__Material for the task__.

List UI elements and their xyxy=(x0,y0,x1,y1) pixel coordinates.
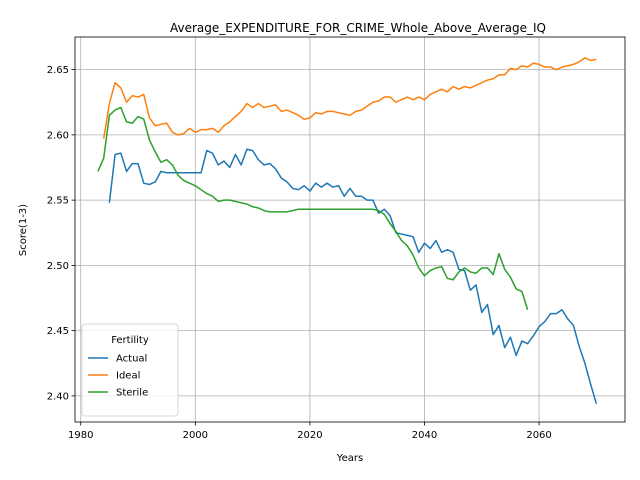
x-axis-label: Years xyxy=(336,453,363,464)
legend-title: Fertility xyxy=(111,335,149,346)
y-axis-label: Score(1-3) xyxy=(18,204,29,256)
y-tick-label: 2.60 xyxy=(47,130,69,141)
x-tick-label: 2000 xyxy=(183,430,208,441)
y-tick-label: 2.65 xyxy=(47,65,69,76)
legend-items: Actual Ideal Sterile xyxy=(88,354,148,399)
legend-box xyxy=(81,323,179,417)
series-line-sterile xyxy=(97,106,529,310)
y-tick-label: 2.55 xyxy=(47,196,69,207)
y-tick-label: 2.40 xyxy=(47,391,69,402)
x-tick-label: 1980 xyxy=(68,430,93,441)
x-tick-label: 2060 xyxy=(526,430,551,441)
chart-title: Average_EXPENDITURE_FOR_CRIME_Whole_Abov… xyxy=(170,21,546,35)
x-tick-label: 2040 xyxy=(412,430,437,441)
series-line-ideal xyxy=(102,57,597,139)
series-line-actual xyxy=(108,148,598,404)
series-layer xyxy=(97,57,598,404)
grid xyxy=(75,37,625,422)
plot-frame xyxy=(74,36,626,423)
x-tick-label: 2020 xyxy=(297,430,322,441)
legend-label-actual: Actual xyxy=(116,354,147,365)
ticks: 1980 2000 2020 2040 2060 2.40 2.45 2.50 2.55 2.60… xyxy=(47,65,552,441)
y-tick-label: 2.50 xyxy=(47,261,69,272)
legend-label-sterile: Sterile xyxy=(116,388,148,399)
legend-label-ideal: Ideal xyxy=(116,371,140,382)
y-tick-label: 2.45 xyxy=(47,326,69,337)
legend: Fertility Actual Ideal Sterile xyxy=(81,323,179,417)
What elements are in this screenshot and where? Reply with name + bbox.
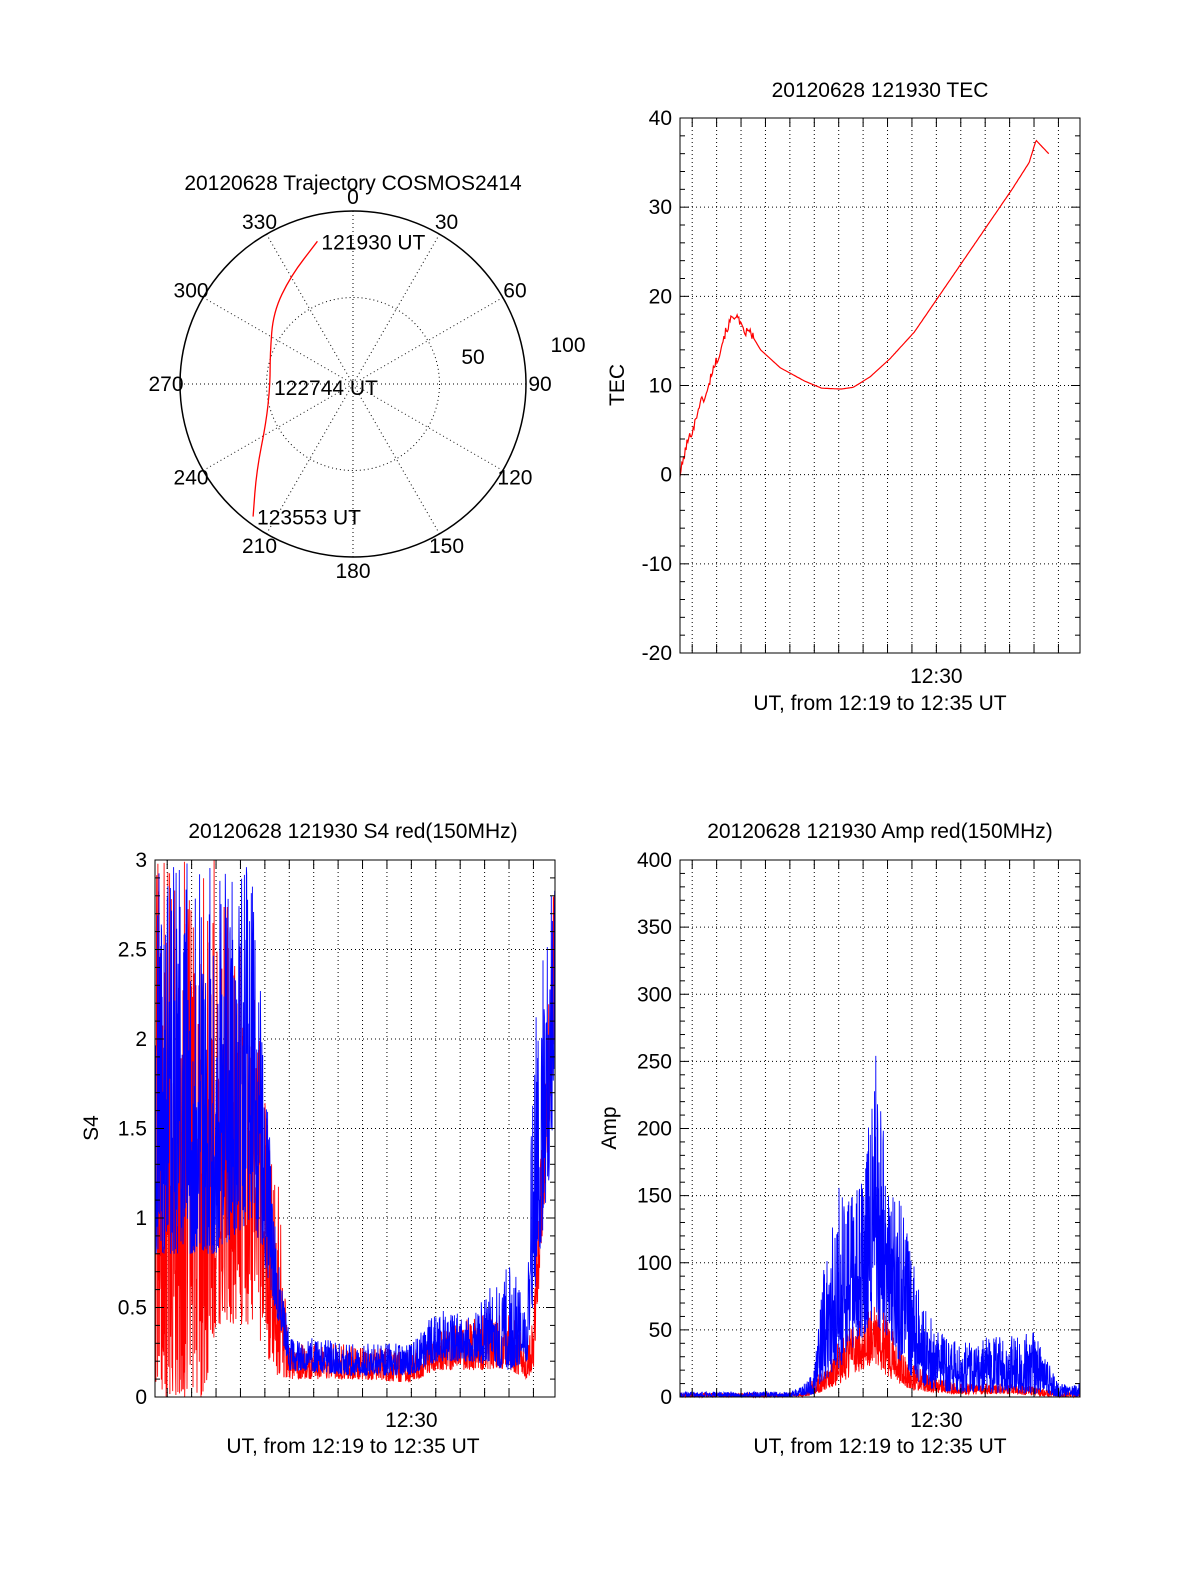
tec-xlabel: UT, from 12:19 to 12:35 UT bbox=[753, 692, 1006, 715]
s4-ytick-label: 3 bbox=[135, 849, 147, 872]
polar-panel: 20120628 Trajectory COSMOS2414 0 30 60 90 12… bbox=[148, 172, 585, 583]
polar-spoke bbox=[352, 383, 440, 535]
tec-grid bbox=[680, 118, 1080, 653]
amp-ticks: 0 50 100 150 200 250 300 350 400 12:30 bbox=[637, 849, 1080, 1432]
polar-time-annotation: 123553 UT bbox=[257, 507, 361, 530]
s4-ytick-label: 0.5 bbox=[118, 1297, 147, 1320]
tec-series-line bbox=[679, 139, 1050, 477]
polar-angle-label: 120 bbox=[497, 467, 532, 490]
amp-series-line bbox=[679, 1055, 1081, 1399]
amp-ytick-label: 50 bbox=[649, 1319, 672, 1342]
tec-panel: 20120628 121930 TEC UT, from 12:19 to 12… bbox=[606, 79, 1081, 715]
amp-ytick-label: 350 bbox=[637, 916, 672, 939]
polar-spoke bbox=[202, 383, 354, 471]
amp-xlabel: UT, from 12:19 to 12:35 UT bbox=[753, 1435, 1006, 1458]
polar-radius-label-50: 50 bbox=[461, 346, 484, 369]
s4-series-line bbox=[154, 863, 556, 1377]
polar-spoke bbox=[266, 383, 354, 535]
polar-radius-label-100: 100 bbox=[550, 334, 585, 357]
s4-series bbox=[154, 860, 556, 1398]
polar-angle-label: 180 bbox=[335, 560, 370, 583]
s4-ytick-label: 1 bbox=[135, 1207, 147, 1230]
s4-ytick-label: 0 bbox=[135, 1386, 147, 1409]
polar-spoke bbox=[352, 233, 440, 385]
polar-angle-label: 270 bbox=[148, 373, 183, 396]
polar-radius-labels: 50 100 bbox=[461, 334, 585, 369]
amp-ytick-label: 250 bbox=[637, 1050, 672, 1073]
polar-grid bbox=[179, 210, 527, 558]
s4-xlabel: UT, from 12:19 to 12:35 UT bbox=[226, 1435, 479, 1458]
s4-ylabel: S4 bbox=[80, 1115, 103, 1141]
polar-time-annotation: 121930 UT bbox=[321, 231, 425, 254]
amp-ytick-label: 150 bbox=[637, 1185, 672, 1208]
s4-ytick-label: 1.5 bbox=[118, 1118, 147, 1141]
polar-angle-label: 330 bbox=[242, 211, 277, 234]
tec-title: 20120628 121930 TEC bbox=[772, 79, 989, 102]
polar-annotations: 121930 UT 122744 UT 123553 UT bbox=[257, 231, 425, 529]
polar-spoke bbox=[352, 297, 504, 385]
s4-ticks: 0 0.5 1 1.5 2 2.5 3 12:30 bbox=[118, 849, 555, 1432]
polar-angle-label: 300 bbox=[174, 280, 209, 303]
polar-outer-ring bbox=[179, 210, 527, 558]
polar-series bbox=[252, 240, 318, 517]
amp-ytick-label: 100 bbox=[637, 1252, 672, 1275]
polar-angle-label: 240 bbox=[174, 467, 209, 490]
polar-spoke bbox=[202, 297, 354, 385]
polar-angle-label: 30 bbox=[435, 211, 458, 234]
polar-angle-label: 210 bbox=[242, 535, 277, 558]
polar-angle-label: 90 bbox=[528, 373, 551, 396]
tec-ticks: -20 -10 0 10 20 30 40 12:30 bbox=[642, 107, 1080, 688]
s4-panel: 20120628 121930 S4 red(150MHz) UT, from … bbox=[80, 820, 556, 1458]
tec-ytick-label: 40 bbox=[649, 107, 672, 130]
polar-angle-label: 0 bbox=[347, 186, 359, 209]
amp-ytick-label: 200 bbox=[637, 1118, 672, 1141]
polar-time-annotation: 122744 UT bbox=[274, 377, 378, 400]
polar-angle-label: 60 bbox=[503, 280, 526, 303]
amp-series bbox=[679, 1055, 1081, 1399]
s4-ytick-label: 2.5 bbox=[118, 939, 147, 962]
amp-ytick-label: 400 bbox=[637, 849, 672, 872]
tec-ytick-label: 0 bbox=[660, 464, 672, 487]
tec-ylabel: TEC bbox=[606, 364, 629, 406]
polar-angle-labels: 0 30 60 90 120 150 180 210 240 270 300 330 bbox=[148, 186, 551, 583]
tec-series bbox=[679, 139, 1050, 477]
tec-xtick-label: 12:30 bbox=[910, 665, 963, 688]
tec-ytick-label: -20 bbox=[642, 642, 672, 665]
tec-ytick-label: 30 bbox=[649, 196, 672, 219]
amp-xtick-label: 12:30 bbox=[910, 1409, 963, 1432]
polar-spoke bbox=[266, 233, 354, 385]
amp-ylabel: Amp bbox=[598, 1106, 621, 1149]
tec-ytick-label: 20 bbox=[649, 285, 672, 308]
tec-ytick-label: 10 bbox=[649, 375, 672, 398]
s4-xtick-label: 12:30 bbox=[385, 1409, 438, 1432]
polar-spoke bbox=[352, 383, 504, 471]
polar-ring-50 bbox=[266, 297, 440, 471]
tec-ytick-label: -10 bbox=[642, 553, 672, 576]
s4-title: 20120628 121930 S4 red(150MHz) bbox=[188, 820, 517, 843]
amp-title: 20120628 121930 Amp red(150MHz) bbox=[707, 820, 1053, 843]
amp-grid bbox=[680, 860, 1080, 1397]
s4-ytick-label: 2 bbox=[135, 1028, 147, 1051]
amp-panel: 20120628 121930 Amp red(150MHz) UT, from… bbox=[598, 820, 1081, 1458]
amp-ytick-label: 300 bbox=[637, 983, 672, 1006]
polar-trajectory-line bbox=[252, 240, 318, 517]
polar-angle-label: 150 bbox=[429, 535, 464, 558]
polar-title: 20120628 Trajectory COSMOS2414 bbox=[184, 172, 522, 195]
amp-ytick-label: 0 bbox=[660, 1386, 672, 1409]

__Exercise instructions__.
Rewrite each line of the entries above as a numbered list. Skip blank lines and leave out the pictures.

__Result of this exercise__.
1. List UI elements and their xyxy=(x0,y0,x1,y1) pixel coordinates.
2. x-axis-label: Years xyxy=(336,453,363,464)
3. legend-title: Fertility xyxy=(111,335,149,346)
4. y-axis-label: Score(1-3) xyxy=(18,204,29,256)
5. y-tick-label: 2.60 xyxy=(47,130,69,141)
6. x-tick-label: 2000 xyxy=(183,430,208,441)
7. y-tick-label: 2.65 xyxy=(47,65,69,76)
8. legend-items: Actual Ideal Sterile xyxy=(88,354,148,399)
9. legend-box xyxy=(81,323,179,417)
10. series-line-sterile xyxy=(97,106,529,310)
11. y-tick-label: 2.55 xyxy=(47,196,69,207)
12. y-tick-label: 2.40 xyxy=(47,391,69,402)
13. x-tick-label: 1980 xyxy=(68,430,93,441)
14. x-tick-label: 2060 xyxy=(526,430,551,441)
15. chart-title: Average_EXPENDITURE_FOR_CRIME_Whole_Abov… xyxy=(170,21,546,35)
16. x-tick-label: 2040 xyxy=(412,430,437,441)
17. series-line-ideal xyxy=(102,57,597,139)
18. series-line-actual xyxy=(108,148,598,404)
19. series-layer xyxy=(97,57,598,404)
20. grid xyxy=(75,37,625,422)
21. plot-frame xyxy=(74,36,626,423)
22. x-tick-label: 2020 xyxy=(297,430,322,441)
23. legend-label-actual: Actual xyxy=(116,354,147,365)
24. ticks: 1980 2000 2020 2040 2060 2.40 2.45 2.50 2.55 2.60… xyxy=(47,65,552,441)
25. y-tick-label: 2.50 xyxy=(47,261,69,272)
26. legend-label-sterile: Sterile xyxy=(116,388,148,399)
27. legend-label-ideal: Ideal xyxy=(116,371,140,382)
28. y-tick-label: 2.45 xyxy=(47,326,69,337)
29. legend: Fertility Actual Ideal Sterile xyxy=(81,323,179,417)
30. What elements are in this screenshot and where? Reply with name + bbox.
31. tec-xlabel: UT, from 12:19 to 12:35 UT bbox=[753, 692, 1006, 715]
32. s4-ytick-label: 3 bbox=[135, 849, 147, 872]
33. polar-panel: 20120628 Trajectory COSMOS2414 0 30 60 90 12… bbox=[148, 172, 585, 583]
34. polar-spoke bbox=[352, 383, 440, 535]
35. tec-grid bbox=[680, 118, 1080, 653]
36. amp-ticks: 0 50 100 150 200 250 300 350 400 12:30 bbox=[637, 849, 1080, 1432]
37. polar-time-annotation: 123553 UT bbox=[257, 507, 361, 530]
38. s4-ytick-label: 0.5 bbox=[118, 1297, 147, 1320]
39. tec-series-line bbox=[679, 139, 1050, 477]
40. polar-angle-label: 120 bbox=[497, 467, 532, 490]
41. amp-series-line bbox=[679, 1055, 1081, 1399]
42. amp-ytick-label: 50 bbox=[649, 1319, 672, 1342]
43. tec-panel: 20120628 121930 TEC UT, from 12:19 to 12… bbox=[606, 79, 1081, 715]
44. amp-ytick-label: 350 bbox=[637, 916, 672, 939]
45. polar-spoke bbox=[202, 383, 354, 471]
46. amp-xlabel: UT, from 12:19 to 12:35 UT bbox=[753, 1435, 1006, 1458]
47. polar-radius-label-50: 50 bbox=[461, 346, 484, 369]
48. s4-series-line bbox=[154, 863, 556, 1377]
49. polar-spoke bbox=[266, 383, 354, 535]
50. polar-radius-label-100: 100 bbox=[550, 334, 585, 357]
51. s4-series bbox=[154, 860, 556, 1398]
52. polar-angle-label: 180 bbox=[335, 560, 370, 583]
53. s4-ytick-label: 1 bbox=[135, 1207, 147, 1230]
54. s4-ytick-label: 0 bbox=[135, 1386, 147, 1409]
55. polar-spoke bbox=[352, 233, 440, 385]
56. polar-angle-label: 270 bbox=[148, 373, 183, 396]
57. polar-radius-labels: 50 100 bbox=[461, 334, 585, 369]
58. amp-ytick-label: 250 bbox=[637, 1050, 672, 1073]
59. polar-grid bbox=[179, 210, 527, 558]
60. s4-xlabel: UT, from 12:19 to 12:35 UT bbox=[226, 1435, 479, 1458]
61. s4-ylabel: S4 bbox=[80, 1115, 103, 1141]
62. polar-time-annotation: 121930 UT bbox=[321, 231, 425, 254]
63. amp-ytick-label: 150 bbox=[637, 1185, 672, 1208]
64. s4-ytick-label: 1.5 bbox=[118, 1118, 147, 1141]
65. polar-angle-label: 330 bbox=[242, 211, 277, 234]
66. tec-title: 20120628 121930 TEC bbox=[772, 79, 989, 102]
67. polar-annotations: 121930 UT 122744 UT 123553 UT bbox=[257, 231, 425, 529]
68. polar-spoke bbox=[352, 297, 504, 385]
69. s4-ticks: 0 0.5 1 1.5 2 2.5 3 12:30 bbox=[118, 849, 555, 1432]
70. polar-angle-label: 300 bbox=[174, 280, 209, 303]
71. polar-outer-ring bbox=[179, 210, 527, 558]
72. polar-series bbox=[252, 240, 318, 517]
73. amp-ytick-label: 100 bbox=[637, 1252, 672, 1275]
74. polar-angle-label: 240 bbox=[174, 467, 209, 490]
75. polar-spoke bbox=[202, 297, 354, 385]
76. polar-angle-label: 30 bbox=[435, 211, 458, 234]
77. polar-angle-label: 210 bbox=[242, 535, 277, 558]
78. polar-angle-label: 90 bbox=[528, 373, 551, 396]
79. tec-ticks: -20 -10 0 10 20 30 40 12:30 bbox=[642, 107, 1080, 688]
80. s4-panel: 20120628 121930 S4 red(150MHz) UT, from … bbox=[80, 820, 556, 1458]
81. tec-ytick-label: 40 bbox=[649, 107, 672, 130]
82. polar-angle-label: 0 bbox=[347, 186, 359, 209]
83. amp-ytick-label: 200 bbox=[637, 1118, 672, 1141]
84. polar-time-annotation: 122744 UT bbox=[274, 377, 378, 400]
85. polar-angle-label: 60 bbox=[503, 280, 526, 303]
86. amp-series bbox=[679, 1055, 1081, 1399]
87. s4-ytick-label: 2.5 bbox=[118, 939, 147, 962]
88. amp-ytick-label: 400 bbox=[637, 849, 672, 872]
89. tec-ytick-label: 0 bbox=[660, 464, 672, 487]
90. tec-ylabel: TEC bbox=[606, 364, 629, 406]
91. polar-angle-labels: 0 30 60 90 120 150 180 210 240 270 300 330 bbox=[148, 186, 551, 583]
92. tec-series bbox=[679, 139, 1050, 477]
93. tec-xtick-label: 12:30 bbox=[910, 665, 963, 688]
94. tec-ytick-label: -20 bbox=[642, 642, 672, 665]
95. tec-ytick-label: 30 bbox=[649, 196, 672, 219]
96. amp-xtick-label: 12:30 bbox=[910, 1409, 963, 1432]
97. polar-spoke bbox=[266, 233, 354, 385]
98. amp-ylabel: Amp bbox=[598, 1106, 621, 1149]
99. tec-ytick-label: 20 bbox=[649, 285, 672, 308]
100. tec-ytick-label: 10 bbox=[649, 375, 672, 398]
101. s4-xtick-label: 12:30 bbox=[385, 1409, 438, 1432]
102. polar-spoke bbox=[352, 383, 504, 471]
103. polar-ring-50 bbox=[266, 297, 440, 471]
104. tec-ytick-label: -10 bbox=[642, 553, 672, 576]
105. s4-title: 20120628 121930 S4 red(150MHz) bbox=[188, 820, 517, 843]
106. amp-title: 20120628 121930 Amp red(150MHz) bbox=[707, 820, 1053, 843]
107. amp-grid bbox=[680, 860, 1080, 1397]
108. s4-ytick-label: 2 bbox=[135, 1028, 147, 1051]
109. amp-panel: 20120628 121930 Amp red(150MHz) UT, from… bbox=[598, 820, 1081, 1458]
110. amp-ytick-label: 300 bbox=[637, 983, 672, 1006]
111. polar-trajectory-line bbox=[252, 240, 318, 517]
112. polar-angle-label: 150 bbox=[429, 535, 464, 558]
113. polar-title: 20120628 Trajectory COSMOS2414 bbox=[184, 172, 522, 195]
114. amp-ytick-label: 0 bbox=[660, 1386, 672, 1409]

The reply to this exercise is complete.